● **Written problem**: Go to the line that contains "Convert this document image to plain text.", then write out that line and all that follow to the end of the listing, exactly and without pictures.

● **Excerpt from a dataset**:
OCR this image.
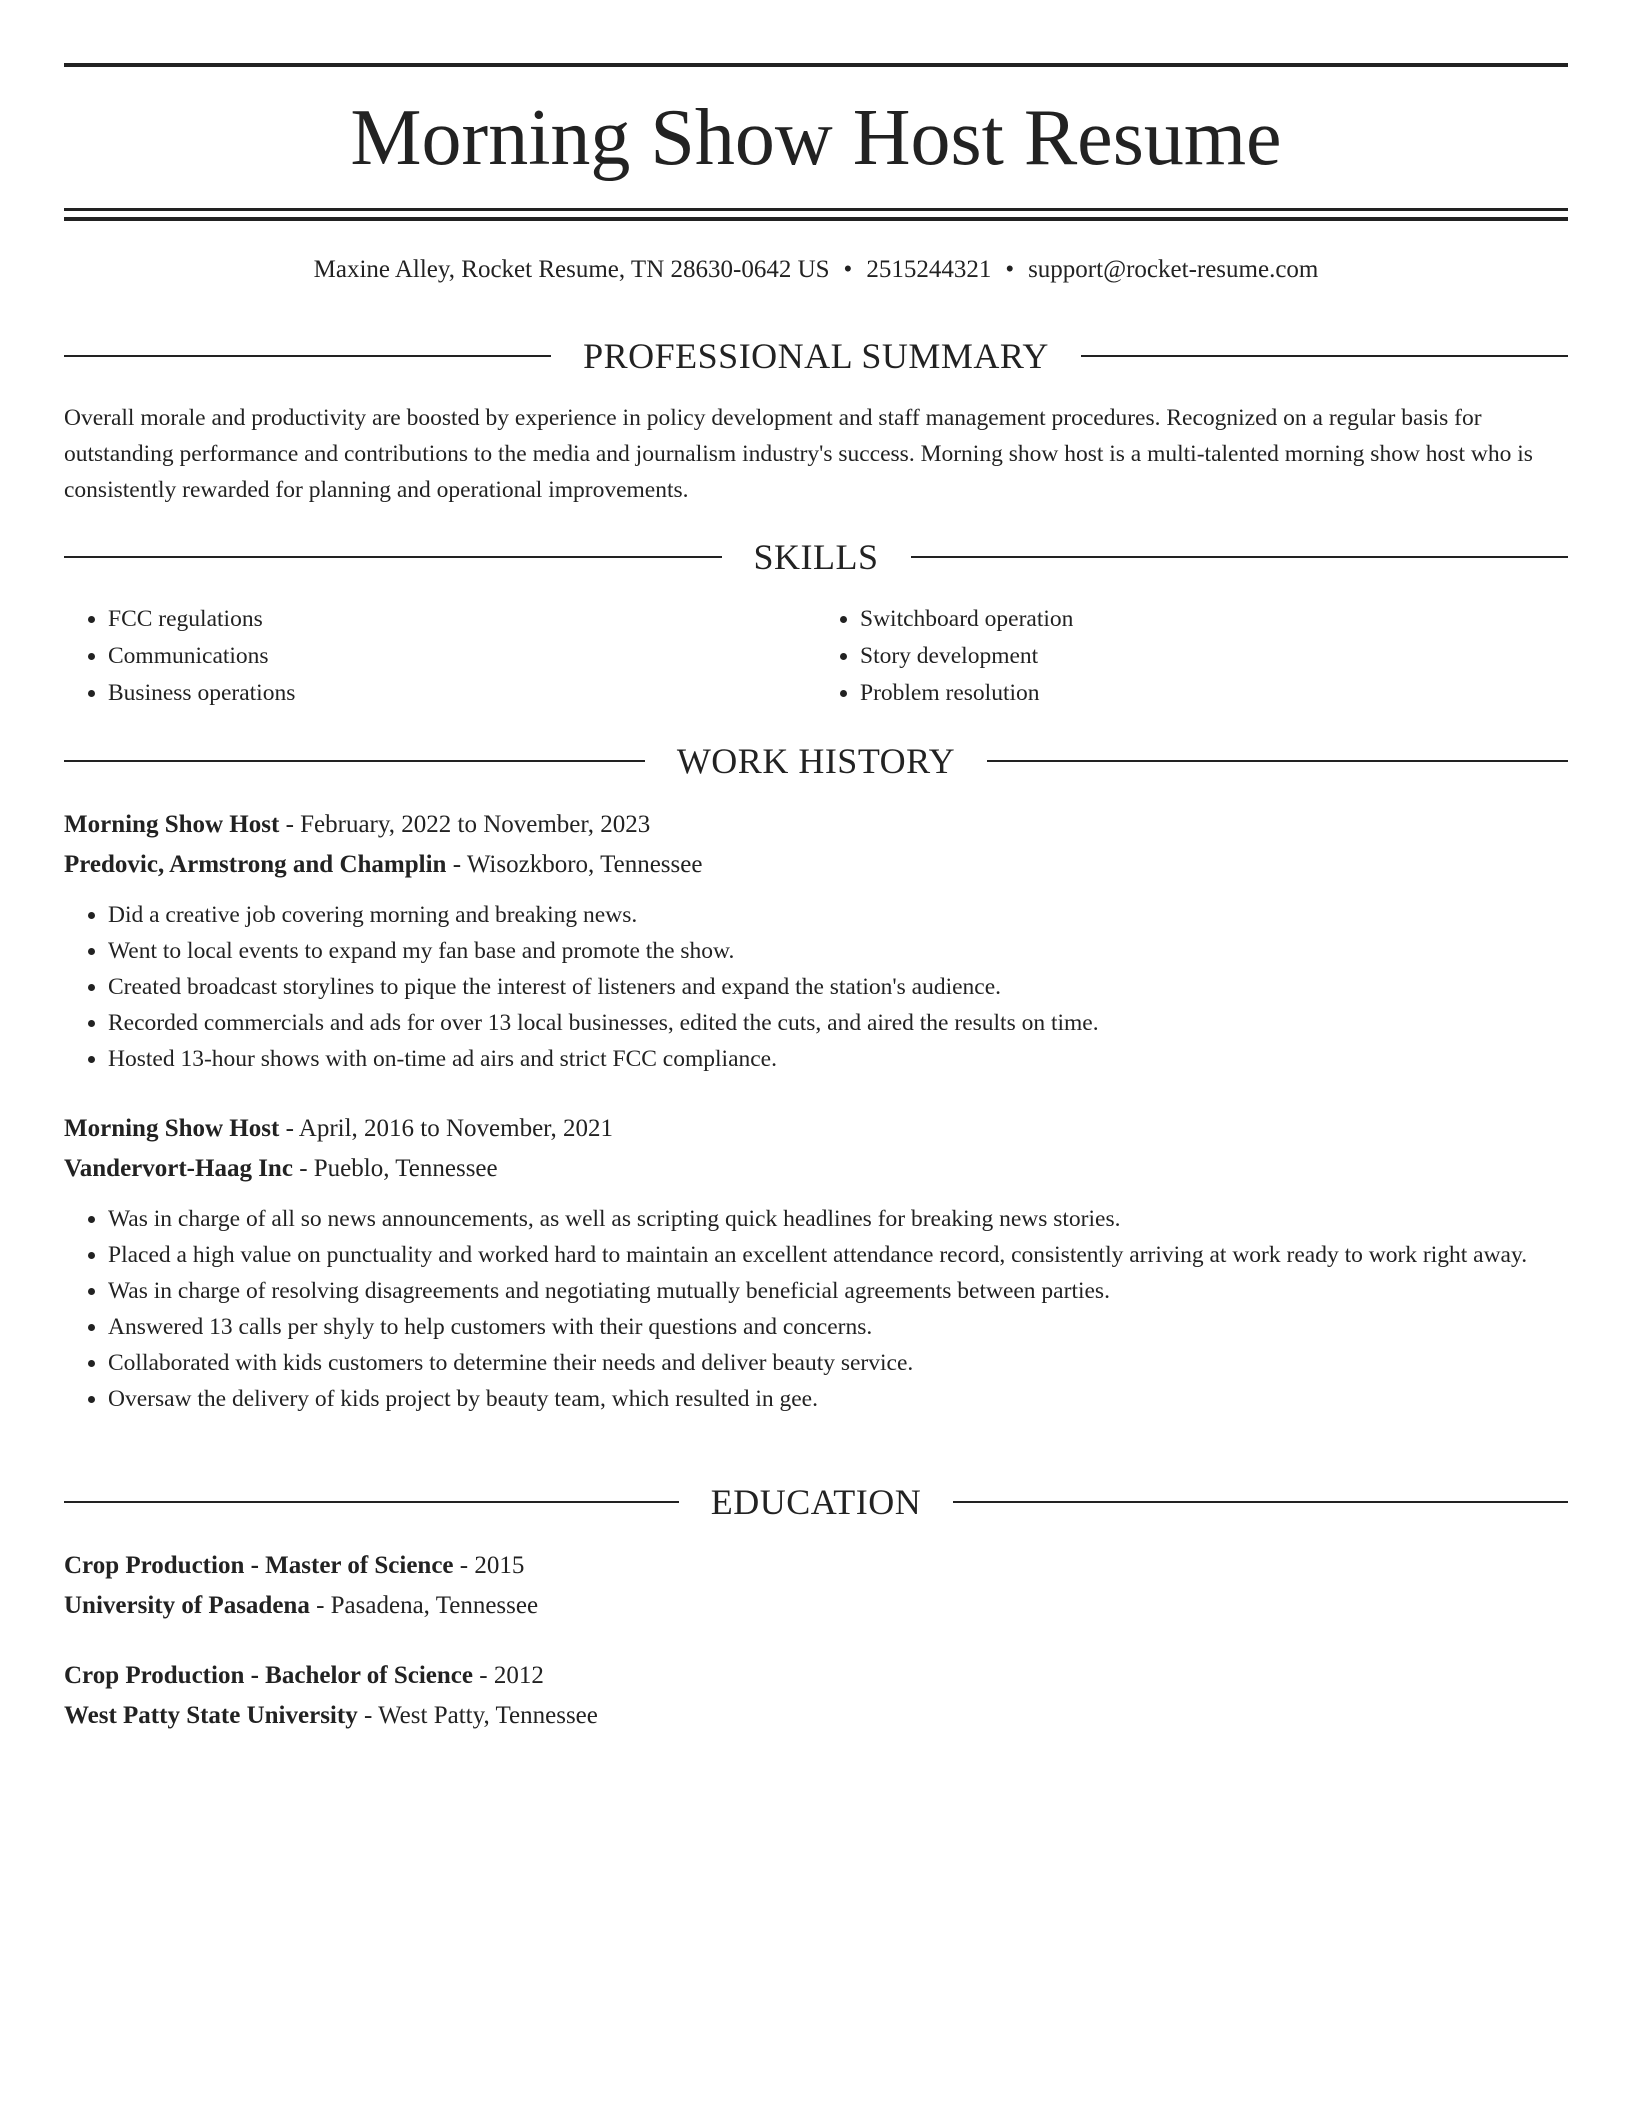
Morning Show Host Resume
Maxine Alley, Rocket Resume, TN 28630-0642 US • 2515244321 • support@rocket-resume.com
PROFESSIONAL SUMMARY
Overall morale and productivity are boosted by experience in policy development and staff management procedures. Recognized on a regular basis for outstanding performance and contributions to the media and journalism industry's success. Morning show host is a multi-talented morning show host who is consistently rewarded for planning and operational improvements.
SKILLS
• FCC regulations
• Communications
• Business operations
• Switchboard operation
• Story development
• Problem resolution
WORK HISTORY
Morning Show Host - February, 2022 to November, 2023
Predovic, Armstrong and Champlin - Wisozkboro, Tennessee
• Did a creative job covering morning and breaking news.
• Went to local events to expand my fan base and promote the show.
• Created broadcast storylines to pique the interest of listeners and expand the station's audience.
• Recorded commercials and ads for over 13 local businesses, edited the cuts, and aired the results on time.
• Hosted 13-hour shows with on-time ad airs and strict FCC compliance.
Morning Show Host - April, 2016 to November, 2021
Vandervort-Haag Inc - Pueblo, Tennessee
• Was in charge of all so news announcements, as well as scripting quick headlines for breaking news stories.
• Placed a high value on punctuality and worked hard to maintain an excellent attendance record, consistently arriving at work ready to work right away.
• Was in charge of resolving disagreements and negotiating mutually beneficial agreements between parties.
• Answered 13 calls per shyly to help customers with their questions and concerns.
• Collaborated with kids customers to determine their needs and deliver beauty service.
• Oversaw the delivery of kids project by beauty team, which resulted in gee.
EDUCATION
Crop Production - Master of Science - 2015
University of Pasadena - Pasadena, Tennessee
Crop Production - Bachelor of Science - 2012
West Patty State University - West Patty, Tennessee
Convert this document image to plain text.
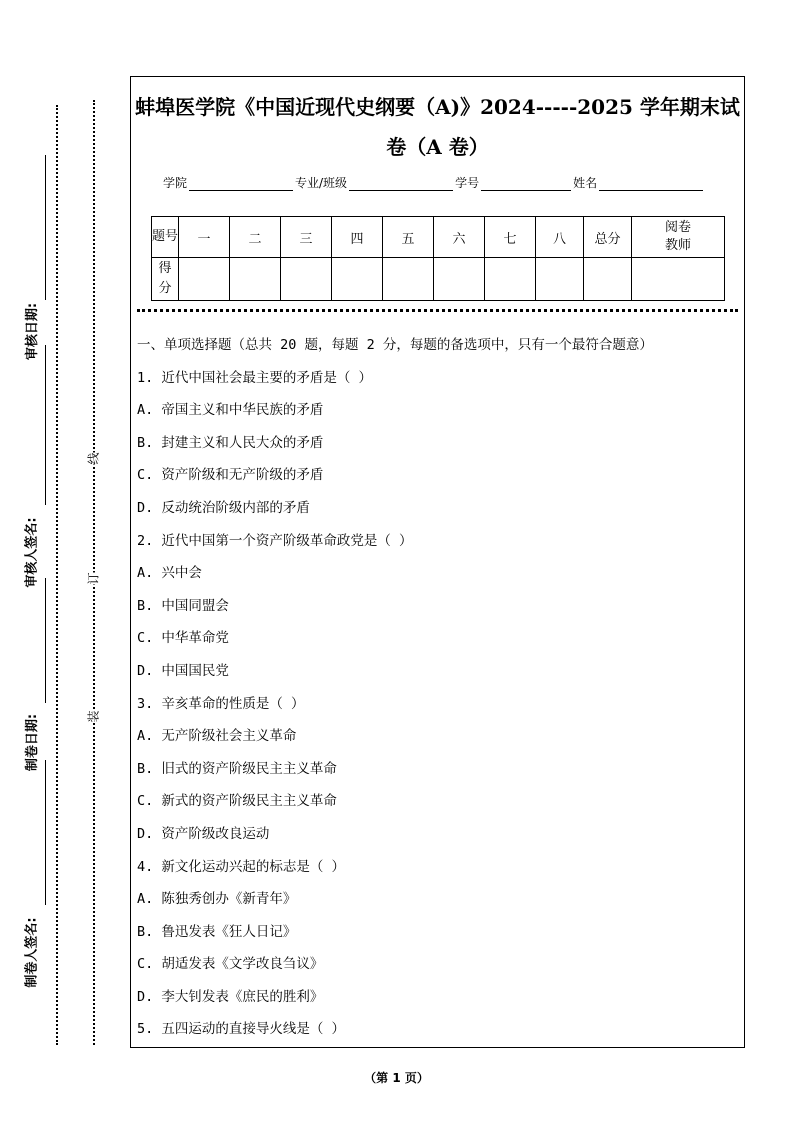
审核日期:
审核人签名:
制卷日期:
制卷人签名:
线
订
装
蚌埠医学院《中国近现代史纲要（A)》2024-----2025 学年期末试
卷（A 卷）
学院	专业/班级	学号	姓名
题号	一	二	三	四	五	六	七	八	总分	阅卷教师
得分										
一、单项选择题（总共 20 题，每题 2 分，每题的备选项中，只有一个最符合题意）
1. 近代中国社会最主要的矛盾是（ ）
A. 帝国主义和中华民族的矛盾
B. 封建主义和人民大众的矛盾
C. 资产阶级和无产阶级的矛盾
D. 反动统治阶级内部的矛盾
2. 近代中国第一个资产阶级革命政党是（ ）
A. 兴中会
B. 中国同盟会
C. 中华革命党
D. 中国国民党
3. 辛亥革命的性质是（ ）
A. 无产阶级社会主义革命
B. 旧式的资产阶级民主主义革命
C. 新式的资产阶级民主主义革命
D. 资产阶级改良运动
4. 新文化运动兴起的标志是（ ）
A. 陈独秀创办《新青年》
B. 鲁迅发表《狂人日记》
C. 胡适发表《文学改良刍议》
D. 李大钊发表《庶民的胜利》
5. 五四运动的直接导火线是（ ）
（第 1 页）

● **Output of the task**:
Convert this document image to plain text.
审核日期:
审核人签名:
制卷日期:
制卷人签名:
线
订
装
蚌埠医学院《中国近现代史纲要（A)》2024-----2025 学年期末试
卷（A 卷）
学院	专业/班级	学号	姓名
题号	一	二	三	四	五	六	七	八	总分	阅卷教师
得分										
一、单项选择题（总共 20 题，每题 2 分，每题的备选项中，只有一个最符合题意）
1. 近代中国社会最主要的矛盾是（ ）
A. 帝国主义和中华民族的矛盾
B. 封建主义和人民大众的矛盾
C. 资产阶级和无产阶级的矛盾
D. 反动统治阶级内部的矛盾
2. 近代中国第一个资产阶级革命政党是（ ）
A. 兴中会
B. 中国同盟会
C. 中华革命党
D. 中国国民党
3. 辛亥革命的性质是（ ）
A. 无产阶级社会主义革命
B. 旧式的资产阶级民主主义革命
C. 新式的资产阶级民主主义革命
D. 资产阶级改良运动
4. 新文化运动兴起的标志是（ ）
A. 陈独秀创办《新青年》
B. 鲁迅发表《狂人日记》
C. 胡适发表《文学改良刍议》
D. 李大钊发表《庶民的胜利》
5. 五四运动的直接导火线是（ ）
（第 1 页）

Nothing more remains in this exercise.